** Begin Dataset content **

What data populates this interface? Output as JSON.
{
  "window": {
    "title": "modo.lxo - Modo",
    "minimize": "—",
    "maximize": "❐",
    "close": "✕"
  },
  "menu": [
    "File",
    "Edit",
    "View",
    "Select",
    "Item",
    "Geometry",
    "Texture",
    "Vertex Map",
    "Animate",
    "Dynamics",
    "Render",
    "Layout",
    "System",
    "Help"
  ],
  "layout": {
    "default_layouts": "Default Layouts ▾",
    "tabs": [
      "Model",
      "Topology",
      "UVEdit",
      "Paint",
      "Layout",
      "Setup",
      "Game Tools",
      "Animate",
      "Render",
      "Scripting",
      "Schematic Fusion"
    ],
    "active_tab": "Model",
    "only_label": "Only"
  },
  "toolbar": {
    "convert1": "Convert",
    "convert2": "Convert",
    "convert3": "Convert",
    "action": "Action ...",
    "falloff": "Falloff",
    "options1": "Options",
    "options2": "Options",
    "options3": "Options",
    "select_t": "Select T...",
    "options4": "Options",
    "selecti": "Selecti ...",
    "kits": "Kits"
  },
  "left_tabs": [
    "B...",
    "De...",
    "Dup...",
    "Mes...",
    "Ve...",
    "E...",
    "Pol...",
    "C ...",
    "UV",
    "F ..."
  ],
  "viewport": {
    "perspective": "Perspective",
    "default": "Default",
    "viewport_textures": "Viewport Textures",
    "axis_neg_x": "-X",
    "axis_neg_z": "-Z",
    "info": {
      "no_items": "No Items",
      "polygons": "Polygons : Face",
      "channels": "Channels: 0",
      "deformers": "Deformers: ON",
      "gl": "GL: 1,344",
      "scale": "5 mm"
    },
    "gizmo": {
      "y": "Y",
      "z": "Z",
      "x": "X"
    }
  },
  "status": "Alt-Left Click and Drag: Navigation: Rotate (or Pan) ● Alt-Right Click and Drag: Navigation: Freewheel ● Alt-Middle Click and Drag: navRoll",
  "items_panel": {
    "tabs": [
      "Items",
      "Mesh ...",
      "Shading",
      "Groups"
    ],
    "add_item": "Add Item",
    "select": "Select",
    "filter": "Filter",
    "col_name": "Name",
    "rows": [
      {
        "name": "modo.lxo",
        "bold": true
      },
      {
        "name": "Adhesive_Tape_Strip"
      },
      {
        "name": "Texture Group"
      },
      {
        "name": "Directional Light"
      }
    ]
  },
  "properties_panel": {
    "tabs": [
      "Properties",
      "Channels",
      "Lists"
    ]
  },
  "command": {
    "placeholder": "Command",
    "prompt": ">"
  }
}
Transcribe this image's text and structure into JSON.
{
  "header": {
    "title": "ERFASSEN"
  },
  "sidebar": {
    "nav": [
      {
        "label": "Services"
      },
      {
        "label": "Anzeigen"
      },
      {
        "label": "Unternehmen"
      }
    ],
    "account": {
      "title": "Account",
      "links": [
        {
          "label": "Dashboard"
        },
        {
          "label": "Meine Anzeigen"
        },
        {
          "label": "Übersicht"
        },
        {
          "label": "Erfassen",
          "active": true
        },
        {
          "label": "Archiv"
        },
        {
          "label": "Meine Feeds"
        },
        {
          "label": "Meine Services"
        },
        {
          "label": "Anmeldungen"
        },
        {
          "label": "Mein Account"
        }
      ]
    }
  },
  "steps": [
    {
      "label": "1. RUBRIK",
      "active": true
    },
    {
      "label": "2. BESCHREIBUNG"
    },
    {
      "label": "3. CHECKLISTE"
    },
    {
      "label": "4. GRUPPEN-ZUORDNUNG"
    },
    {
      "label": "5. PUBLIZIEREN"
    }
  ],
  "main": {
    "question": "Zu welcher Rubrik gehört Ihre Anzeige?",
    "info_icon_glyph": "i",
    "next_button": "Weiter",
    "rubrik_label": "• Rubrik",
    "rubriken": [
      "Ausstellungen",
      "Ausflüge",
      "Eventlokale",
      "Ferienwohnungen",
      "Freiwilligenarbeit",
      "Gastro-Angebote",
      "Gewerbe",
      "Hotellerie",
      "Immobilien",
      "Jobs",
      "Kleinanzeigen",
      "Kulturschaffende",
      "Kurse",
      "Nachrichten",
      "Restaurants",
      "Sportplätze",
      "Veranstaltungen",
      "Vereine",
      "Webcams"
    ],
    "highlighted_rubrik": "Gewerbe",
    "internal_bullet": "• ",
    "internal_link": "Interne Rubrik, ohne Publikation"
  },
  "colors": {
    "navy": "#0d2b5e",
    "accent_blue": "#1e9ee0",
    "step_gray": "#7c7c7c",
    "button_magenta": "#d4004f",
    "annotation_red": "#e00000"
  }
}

** End Dataset content **

→ The problem: Return the listing above in its exact form.

→ Right answer:
What data populates this interface? Output as JSON.
{
  "window": {
    "title": "modo.lxo - Modo",
    "minimize": "—",
    "maximize": "❐",
    "close": "✕"
  },
  "menu": [
    "File",
    "Edit",
    "View",
    "Select",
    "Item",
    "Geometry",
    "Texture",
    "Vertex Map",
    "Animate",
    "Dynamics",
    "Render",
    "Layout",
    "System",
    "Help"
  ],
  "layout": {
    "default_layouts": "Default Layouts ▾",
    "tabs": [
      "Model",
      "Topology",
      "UVEdit",
      "Paint",
      "Layout",
      "Setup",
      "Game Tools",
      "Animate",
      "Render",
      "Scripting",
      "Schematic Fusion"
    ],
    "active_tab": "Model",
    "only_label": "Only"
  },
  "toolbar": {
    "convert1": "Convert",
    "convert2": "Convert",
    "convert3": "Convert",
    "action": "Action ...",
    "falloff": "Falloff",
    "options1": "Options",
    "options2": "Options",
    "options3": "Options",
    "select_t": "Select T...",
    "options4": "Options",
    "selecti": "Selecti ...",
    "kits": "Kits"
  },
  "left_tabs": [
    "B...",
    "De...",
    "Dup...",
    "Mes...",
    "Ve...",
    "E...",
    "Pol...",
    "C ...",
    "UV",
    "F ..."
  ],
  "viewport": {
    "perspective": "Perspective",
    "default": "Default",
    "viewport_textures": "Viewport Textures",
    "axis_neg_x": "-X",
    "axis_neg_z": "-Z",
    "info": {
      "no_items": "No Items",
      "polygons": "Polygons : Face",
      "channels": "Channels: 0",
      "deformers": "Deformers: ON",
      "gl": "GL: 1,344",
      "scale": "5 mm"
    },
    "gizmo": {
      "y": "Y",
      "z": "Z",
      "x": "X"
    }
  },
  "status": "Alt-Left Click and Drag: Navigation: Rotate (or Pan) ● Alt-Right Click and Drag: Navigation: Freewheel ● Alt-Middle Click and Drag: navRoll",
  "items_panel": {
    "tabs": [
      "Items",
      "Mesh ...",
      "Shading",
      "Groups"
    ],
    "add_item": "Add Item",
    "select": "Select",
    "filter": "Filter",
    "col_name": "Name",
    "rows": [
      {
        "name": "modo.lxo",
        "bold": true
      },
      {
        "name": "Adhesive_Tape_Strip"
      },
      {
        "name": "Texture Group"
      },
      {
        "name": "Directional Light"
      }
    ]
  },
  "properties_panel": {
    "tabs": [
      "Properties",
      "Channels",
      "Lists"
    ]
  },
  "command": {
    "placeholder": "Command",
    "prompt": ">"
  }
}
Transcribe this image's text and structure into JSON.
{
  "header": {
    "title": "ERFASSEN"
  },
  "sidebar": {
    "nav": [
      {
        "label": "Services"
      },
      {
        "label": "Anzeigen"
      },
      {
        "label": "Unternehmen"
      }
    ],
    "account": {
      "title": "Account",
      "links": [
        {
          "label": "Dashboard"
        },
        {
          "label": "Meine Anzeigen"
        },
        {
          "label": "Übersicht"
        },
        {
          "label": "Erfassen",
          "active": true
        },
        {
          "label": "Archiv"
        },
        {
          "label": "Meine Feeds"
        },
        {
          "label": "Meine Services"
        },
        {
          "label": "Anmeldungen"
        },
        {
          "label": "Mein Account"
        }
      ]
    }
  },
  "steps": [
    {
      "label": "1. RUBRIK",
      "active": true
    },
    {
      "label": "2. BESCHREIBUNG"
    },
    {
      "label": "3. CHECKLISTE"
    },
    {
      "label": "4. GRUPPEN-ZUORDNUNG"
    },
    {
      "label": "5. PUBLIZIEREN"
    }
  ],
  "main": {
    "question": "Zu welcher Rubrik gehört Ihre Anzeige?",
    "info_icon_glyph": "i",
    "next_button": "Weiter",
    "rubrik_label": "• Rubrik",
    "rubriken": [
      "Ausstellungen",
      "Ausflüge",
      "Eventlokale",
      "Ferienwohnungen",
      "Freiwilligenarbeit",
      "Gastro-Angebote",
      "Gewerbe",
      "Hotellerie",
      "Immobilien",
      "Jobs",
      "Kleinanzeigen",
      "Kulturschaffende",
      "Kurse",
      "Nachrichten",
      "Restaurants",
      "Sportplätze",
      "Veranstaltungen",
      "Vereine",
      "Webcams"
    ],
    "highlighted_rubrik": "Gewerbe",
    "internal_bullet": "• ",
    "internal_link": "Interne Rubrik, ohne Publikation"
  },
  "colors": {
    "navy": "#0d2b5e",
    "accent_blue": "#1e9ee0",
    "step_gray": "#7c7c7c",
    "button_magenta": "#d4004f",
    "annotation_red": "#e00000"
  }
}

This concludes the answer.